Set task: All of the material below is to be returned exactly.

Recorded information:
/---

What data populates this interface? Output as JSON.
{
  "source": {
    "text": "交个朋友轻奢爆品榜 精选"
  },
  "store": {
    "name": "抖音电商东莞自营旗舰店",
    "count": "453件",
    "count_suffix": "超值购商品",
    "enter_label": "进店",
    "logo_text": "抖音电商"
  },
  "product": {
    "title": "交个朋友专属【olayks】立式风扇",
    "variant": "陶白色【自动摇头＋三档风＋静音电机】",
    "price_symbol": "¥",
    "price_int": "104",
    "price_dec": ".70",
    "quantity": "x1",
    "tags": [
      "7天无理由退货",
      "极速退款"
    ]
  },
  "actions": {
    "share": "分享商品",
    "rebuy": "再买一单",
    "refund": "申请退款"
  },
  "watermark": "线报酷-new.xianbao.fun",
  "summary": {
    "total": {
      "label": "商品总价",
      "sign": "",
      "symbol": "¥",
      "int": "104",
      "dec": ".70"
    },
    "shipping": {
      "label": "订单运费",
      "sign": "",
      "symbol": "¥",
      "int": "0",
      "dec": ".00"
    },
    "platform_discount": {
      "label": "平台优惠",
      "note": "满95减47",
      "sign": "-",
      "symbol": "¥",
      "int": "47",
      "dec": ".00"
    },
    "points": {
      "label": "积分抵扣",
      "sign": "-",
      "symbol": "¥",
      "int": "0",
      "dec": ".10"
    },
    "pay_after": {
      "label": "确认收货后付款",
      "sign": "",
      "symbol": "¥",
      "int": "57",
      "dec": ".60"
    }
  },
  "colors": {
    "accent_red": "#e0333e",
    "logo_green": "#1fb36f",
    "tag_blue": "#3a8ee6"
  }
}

\---

Solution:
What data populates this interface? Output as JSON.
{
  "source": {
    "text": "交个朋友轻奢爆品榜 精选"
  },
  "store": {
    "name": "抖音电商东莞自营旗舰店",
    "count": "453件",
    "count_suffix": "超值购商品",
    "enter_label": "进店",
    "logo_text": "抖音电商"
  },
  "product": {
    "title": "交个朋友专属【olayks】立式风扇",
    "variant": "陶白色【自动摇头＋三档风＋静音电机】",
    "price_symbol": "¥",
    "price_int": "104",
    "price_dec": ".70",
    "quantity": "x1",
    "tags": [
      "7天无理由退货",
      "极速退款"
    ]
  },
  "actions": {
    "share": "分享商品",
    "rebuy": "再买一单",
    "refund": "申请退款"
  },
  "watermark": "线报酷-new.xianbao.fun",
  "summary": {
    "total": {
      "label": "商品总价",
      "sign": "",
      "symbol": "¥",
      "int": "104",
      "dec": ".70"
    },
    "shipping": {
      "label": "订单运费",
      "sign": "",
      "symbol": "¥",
      "int": "0",
      "dec": ".00"
    },
    "platform_discount": {
      "label": "平台优惠",
      "note": "满95减47",
      "sign": "-",
      "symbol": "¥",
      "int": "47",
      "dec": ".00"
    },
    "points": {
      "label": "积分抵扣",
      "sign": "-",
      "symbol": "¥",
      "int": "0",
      "dec": ".10"
    },
    "pay_after": {
      "label": "确认收货后付款",
      "sign": "",
      "symbol": "¥",
      "int": "57",
      "dec": ".60"
    }
  },
  "colors": {
    "accent_red": "#e0333e",
    "logo_green": "#1fb36f",
    "tag_blue": "#3a8ee6"
  }
}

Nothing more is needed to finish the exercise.